### INFORMATION SUPPLIED
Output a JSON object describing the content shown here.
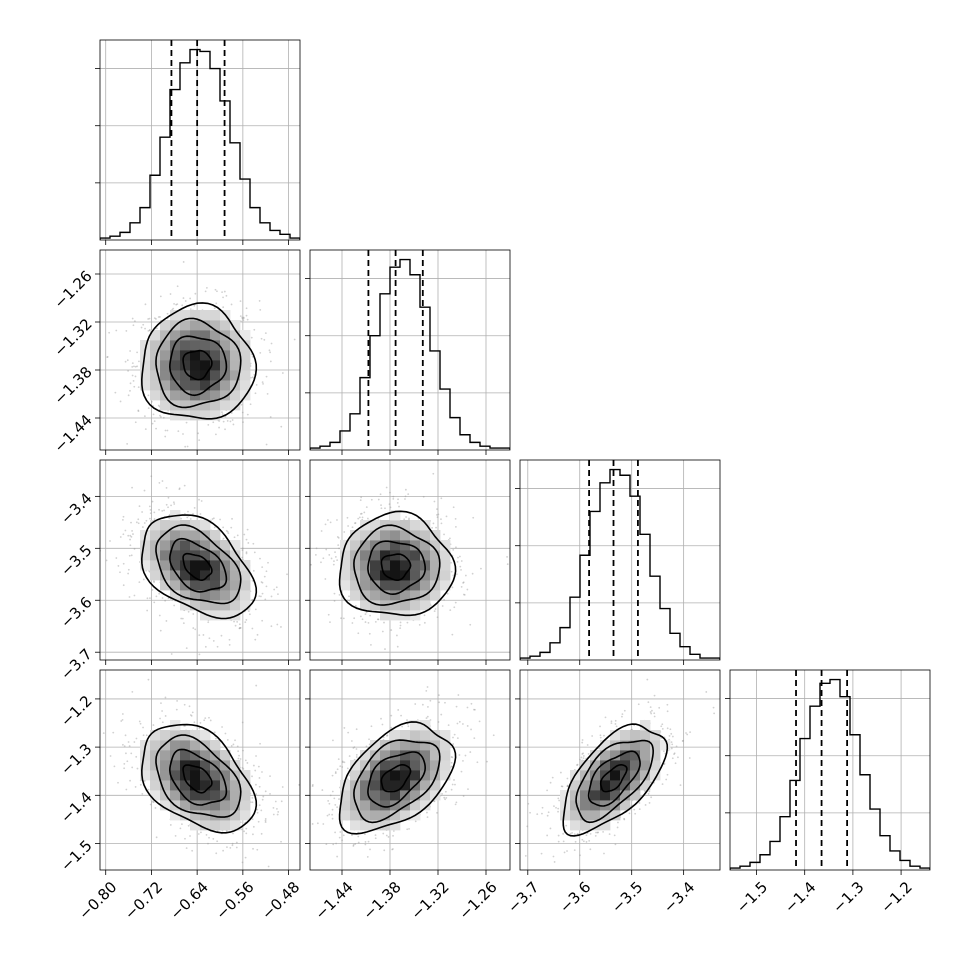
{
  "chart_data": {
    "type": "corner",
    "title": "",
    "grid": true,
    "parameters": [
      {
        "range": [
          -0.81,
          -0.46
        ],
        "ticks": [
          -0.8,
          -0.72,
          -0.64,
          -0.56,
          -0.48
        ],
        "tick_labels": [
          "−0.80",
          "−0.72",
          "−0.64",
          "−0.56",
          "−0.48"
        ],
        "median": -0.64,
        "q16": -0.685,
        "q84": -0.592,
        "sigma": 0.047
      },
      {
        "range": [
          -1.48,
          -1.23
        ],
        "ticks": [
          -1.44,
          -1.38,
          -1.32,
          -1.26
        ],
        "tick_labels": [
          "−1.44",
          "−1.38",
          "−1.32",
          "−1.26"
        ],
        "median": -1.373,
        "q16": -1.407,
        "q84": -1.339,
        "sigma": 0.034
      },
      {
        "range": [
          -3.715,
          -3.33
        ],
        "ticks": [
          -3.7,
          -3.6,
          -3.5,
          -3.4
        ],
        "tick_labels": [
          "−3.7",
          "−3.6",
          "−3.5",
          "−3.4"
        ],
        "median": -3.535,
        "q16": -3.582,
        "q84": -3.488,
        "sigma": 0.047
      },
      {
        "range": [
          -1.555,
          -1.14
        ],
        "ticks": [
          -1.5,
          -1.4,
          -1.3,
          -1.2
        ],
        "tick_labels": [
          "−1.5",
          "−1.4",
          "−1.3",
          "−1.2"
        ],
        "median": -1.365,
        "q16": -1.418,
        "q84": -1.312,
        "sigma": 0.053
      }
    ],
    "correlations": [
      [
        1.0,
        0.0,
        -0.4,
        -0.4
      ],
      [
        0.0,
        1.0,
        0.0,
        0.45
      ],
      [
        -0.4,
        0.0,
        1.0,
        0.6
      ],
      [
        -0.4,
        0.45,
        0.6,
        1.0
      ]
    ],
    "histograms": [
      [
        1,
        2,
        4,
        9,
        17,
        34,
        54,
        79,
        93,
        100,
        99,
        90,
        73,
        51,
        32,
        17,
        9,
        5,
        3,
        1
      ],
      [
        1,
        2,
        4,
        10,
        19,
        38,
        60,
        82,
        96,
        100,
        92,
        75,
        52,
        32,
        17,
        8,
        4,
        2,
        1,
        1
      ],
      [
        1,
        2,
        4,
        9,
        17,
        33,
        55,
        78,
        93,
        100,
        97,
        86,
        66,
        44,
        27,
        14,
        7,
        3,
        1,
        1
      ],
      [
        1,
        2,
        4,
        8,
        15,
        28,
        47,
        69,
        86,
        98,
        100,
        91,
        71,
        50,
        32,
        18,
        10,
        5,
        2,
        1
      ]
    ],
    "contour_levels_sigma": [
      0.5,
      1,
      1.5,
      2
    ],
    "quantile_lines": "dashed",
    "colors": {
      "line": "#000000",
      "grid": "#b0b0b0",
      "scatter": "#9a9a9a"
    }
  }
}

### GOAL
Extract each line holding the word "median" from the records.

### SOLUTION TO THE PROBLEM
        "median": -0.64,
        "median": -1.373,
        "median": -3.535,
        "median": -1.365,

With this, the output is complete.